REQUEST: Collect from the data below each line with "economic".

**** DATASET RECORDS

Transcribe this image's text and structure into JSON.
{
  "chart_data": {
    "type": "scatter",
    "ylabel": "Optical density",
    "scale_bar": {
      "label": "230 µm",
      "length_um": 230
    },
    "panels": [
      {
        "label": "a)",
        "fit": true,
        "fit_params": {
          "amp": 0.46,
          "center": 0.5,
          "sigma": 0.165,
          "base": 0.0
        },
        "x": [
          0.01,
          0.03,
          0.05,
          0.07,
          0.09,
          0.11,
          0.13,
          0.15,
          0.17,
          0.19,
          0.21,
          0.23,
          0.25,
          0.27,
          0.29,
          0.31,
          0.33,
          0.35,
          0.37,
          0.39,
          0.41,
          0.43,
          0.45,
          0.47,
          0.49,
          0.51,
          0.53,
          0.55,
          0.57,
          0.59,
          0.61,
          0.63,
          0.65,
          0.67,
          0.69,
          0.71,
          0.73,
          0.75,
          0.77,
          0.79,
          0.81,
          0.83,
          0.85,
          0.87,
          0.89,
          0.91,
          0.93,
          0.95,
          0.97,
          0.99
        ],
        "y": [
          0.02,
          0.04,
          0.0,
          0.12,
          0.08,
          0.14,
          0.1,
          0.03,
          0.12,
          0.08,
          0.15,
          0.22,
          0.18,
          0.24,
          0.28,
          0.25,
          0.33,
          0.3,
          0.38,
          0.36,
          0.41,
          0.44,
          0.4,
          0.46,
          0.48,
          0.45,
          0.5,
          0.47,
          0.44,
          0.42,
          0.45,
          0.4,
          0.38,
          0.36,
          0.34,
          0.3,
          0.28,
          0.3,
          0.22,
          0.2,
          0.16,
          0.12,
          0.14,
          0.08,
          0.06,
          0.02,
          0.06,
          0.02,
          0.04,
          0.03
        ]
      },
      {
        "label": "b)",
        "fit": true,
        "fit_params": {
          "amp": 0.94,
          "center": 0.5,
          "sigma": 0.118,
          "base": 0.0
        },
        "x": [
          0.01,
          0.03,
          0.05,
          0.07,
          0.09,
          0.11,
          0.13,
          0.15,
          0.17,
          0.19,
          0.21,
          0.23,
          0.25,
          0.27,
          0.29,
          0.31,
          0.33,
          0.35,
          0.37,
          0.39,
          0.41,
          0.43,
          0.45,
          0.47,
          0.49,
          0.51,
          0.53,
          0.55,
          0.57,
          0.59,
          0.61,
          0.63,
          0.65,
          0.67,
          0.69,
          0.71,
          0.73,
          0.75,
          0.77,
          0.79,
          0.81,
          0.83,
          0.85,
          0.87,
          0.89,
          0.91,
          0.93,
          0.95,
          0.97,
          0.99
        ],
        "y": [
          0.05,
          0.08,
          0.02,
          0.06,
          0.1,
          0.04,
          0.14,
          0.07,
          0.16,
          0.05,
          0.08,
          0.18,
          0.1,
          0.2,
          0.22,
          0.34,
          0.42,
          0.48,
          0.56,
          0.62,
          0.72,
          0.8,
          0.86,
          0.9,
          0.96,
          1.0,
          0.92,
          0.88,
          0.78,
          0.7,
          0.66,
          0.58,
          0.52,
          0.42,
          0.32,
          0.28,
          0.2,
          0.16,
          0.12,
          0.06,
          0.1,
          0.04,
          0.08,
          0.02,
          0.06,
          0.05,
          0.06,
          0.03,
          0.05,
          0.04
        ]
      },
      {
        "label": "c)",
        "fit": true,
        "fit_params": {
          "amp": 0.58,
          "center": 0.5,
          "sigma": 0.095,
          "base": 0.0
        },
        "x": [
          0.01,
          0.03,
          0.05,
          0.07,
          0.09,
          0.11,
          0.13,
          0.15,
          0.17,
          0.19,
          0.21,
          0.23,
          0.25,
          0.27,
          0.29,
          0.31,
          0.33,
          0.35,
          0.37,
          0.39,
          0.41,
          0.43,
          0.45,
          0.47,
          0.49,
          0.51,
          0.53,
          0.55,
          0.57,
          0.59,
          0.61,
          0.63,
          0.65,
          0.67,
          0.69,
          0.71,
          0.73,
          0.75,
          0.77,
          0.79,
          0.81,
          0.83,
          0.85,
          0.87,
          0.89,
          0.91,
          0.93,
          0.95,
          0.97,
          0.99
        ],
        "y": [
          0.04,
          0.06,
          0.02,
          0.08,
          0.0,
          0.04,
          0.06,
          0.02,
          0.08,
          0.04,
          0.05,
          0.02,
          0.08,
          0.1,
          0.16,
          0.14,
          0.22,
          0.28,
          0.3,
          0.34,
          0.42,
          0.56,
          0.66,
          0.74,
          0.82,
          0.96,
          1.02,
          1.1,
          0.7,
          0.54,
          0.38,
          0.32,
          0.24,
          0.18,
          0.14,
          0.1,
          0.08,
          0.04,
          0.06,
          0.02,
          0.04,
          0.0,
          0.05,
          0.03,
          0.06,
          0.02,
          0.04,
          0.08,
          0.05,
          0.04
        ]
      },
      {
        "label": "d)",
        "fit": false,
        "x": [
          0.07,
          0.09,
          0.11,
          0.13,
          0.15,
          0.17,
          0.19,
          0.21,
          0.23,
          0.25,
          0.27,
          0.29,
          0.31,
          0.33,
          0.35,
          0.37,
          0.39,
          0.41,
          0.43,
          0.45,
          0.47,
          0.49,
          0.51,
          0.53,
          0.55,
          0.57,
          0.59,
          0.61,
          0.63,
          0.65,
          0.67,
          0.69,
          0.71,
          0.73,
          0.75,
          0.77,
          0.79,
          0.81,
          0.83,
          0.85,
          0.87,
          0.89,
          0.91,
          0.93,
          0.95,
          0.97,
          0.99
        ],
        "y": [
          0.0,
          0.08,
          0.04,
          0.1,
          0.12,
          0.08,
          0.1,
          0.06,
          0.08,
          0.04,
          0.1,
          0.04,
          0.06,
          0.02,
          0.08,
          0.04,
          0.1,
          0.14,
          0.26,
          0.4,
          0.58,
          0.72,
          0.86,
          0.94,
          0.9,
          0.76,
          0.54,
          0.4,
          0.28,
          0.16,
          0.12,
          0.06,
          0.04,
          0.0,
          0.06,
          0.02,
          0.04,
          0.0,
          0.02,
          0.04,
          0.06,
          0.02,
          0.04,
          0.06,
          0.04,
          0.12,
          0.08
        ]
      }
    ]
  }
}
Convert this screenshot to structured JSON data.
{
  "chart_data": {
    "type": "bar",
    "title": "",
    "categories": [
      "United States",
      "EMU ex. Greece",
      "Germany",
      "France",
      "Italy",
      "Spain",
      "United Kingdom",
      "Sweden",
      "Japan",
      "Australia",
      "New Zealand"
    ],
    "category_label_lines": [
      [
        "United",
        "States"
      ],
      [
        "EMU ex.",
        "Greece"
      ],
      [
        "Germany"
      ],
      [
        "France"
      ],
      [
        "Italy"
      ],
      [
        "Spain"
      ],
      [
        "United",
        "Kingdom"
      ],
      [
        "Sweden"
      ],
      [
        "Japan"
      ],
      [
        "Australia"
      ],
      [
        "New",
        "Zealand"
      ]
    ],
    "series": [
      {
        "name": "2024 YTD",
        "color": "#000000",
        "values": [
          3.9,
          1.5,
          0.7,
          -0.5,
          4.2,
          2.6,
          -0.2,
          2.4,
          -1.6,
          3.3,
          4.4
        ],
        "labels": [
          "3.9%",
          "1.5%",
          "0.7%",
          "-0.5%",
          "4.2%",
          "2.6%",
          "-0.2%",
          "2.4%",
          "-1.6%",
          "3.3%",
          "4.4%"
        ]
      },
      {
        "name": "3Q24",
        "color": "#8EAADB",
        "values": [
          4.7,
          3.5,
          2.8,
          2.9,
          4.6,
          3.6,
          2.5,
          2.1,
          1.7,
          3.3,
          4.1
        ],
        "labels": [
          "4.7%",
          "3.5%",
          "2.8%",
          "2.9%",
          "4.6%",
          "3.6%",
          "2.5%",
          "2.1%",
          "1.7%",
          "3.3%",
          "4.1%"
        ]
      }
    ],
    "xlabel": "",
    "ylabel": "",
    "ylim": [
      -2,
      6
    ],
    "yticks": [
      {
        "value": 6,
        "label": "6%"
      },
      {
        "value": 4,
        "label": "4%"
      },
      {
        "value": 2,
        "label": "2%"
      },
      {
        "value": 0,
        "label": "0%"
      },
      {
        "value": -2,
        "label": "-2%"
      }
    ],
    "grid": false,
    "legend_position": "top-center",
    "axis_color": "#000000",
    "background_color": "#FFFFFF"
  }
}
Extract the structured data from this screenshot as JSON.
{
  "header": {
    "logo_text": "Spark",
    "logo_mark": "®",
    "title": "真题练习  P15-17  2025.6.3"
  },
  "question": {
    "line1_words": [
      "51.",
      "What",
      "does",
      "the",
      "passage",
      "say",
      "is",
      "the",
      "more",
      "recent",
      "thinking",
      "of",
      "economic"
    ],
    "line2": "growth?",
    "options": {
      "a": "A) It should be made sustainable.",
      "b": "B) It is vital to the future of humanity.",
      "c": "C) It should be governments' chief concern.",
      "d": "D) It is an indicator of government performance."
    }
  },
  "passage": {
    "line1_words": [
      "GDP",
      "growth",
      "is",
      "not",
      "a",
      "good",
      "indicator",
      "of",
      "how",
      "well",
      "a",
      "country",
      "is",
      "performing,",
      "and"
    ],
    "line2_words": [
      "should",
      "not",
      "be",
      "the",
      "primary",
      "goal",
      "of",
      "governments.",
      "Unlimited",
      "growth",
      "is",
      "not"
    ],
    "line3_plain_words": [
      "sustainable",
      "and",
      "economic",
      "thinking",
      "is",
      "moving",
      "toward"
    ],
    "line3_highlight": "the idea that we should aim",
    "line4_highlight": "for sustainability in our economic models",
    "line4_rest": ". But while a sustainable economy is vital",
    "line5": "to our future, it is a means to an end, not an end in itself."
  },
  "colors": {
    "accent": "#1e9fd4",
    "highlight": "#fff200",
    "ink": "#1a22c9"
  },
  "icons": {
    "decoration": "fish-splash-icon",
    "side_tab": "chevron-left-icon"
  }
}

********

WRITTEN REPLY:
      "economic"
      "economic",
    "line4_highlight": "for sustainability in our economic models",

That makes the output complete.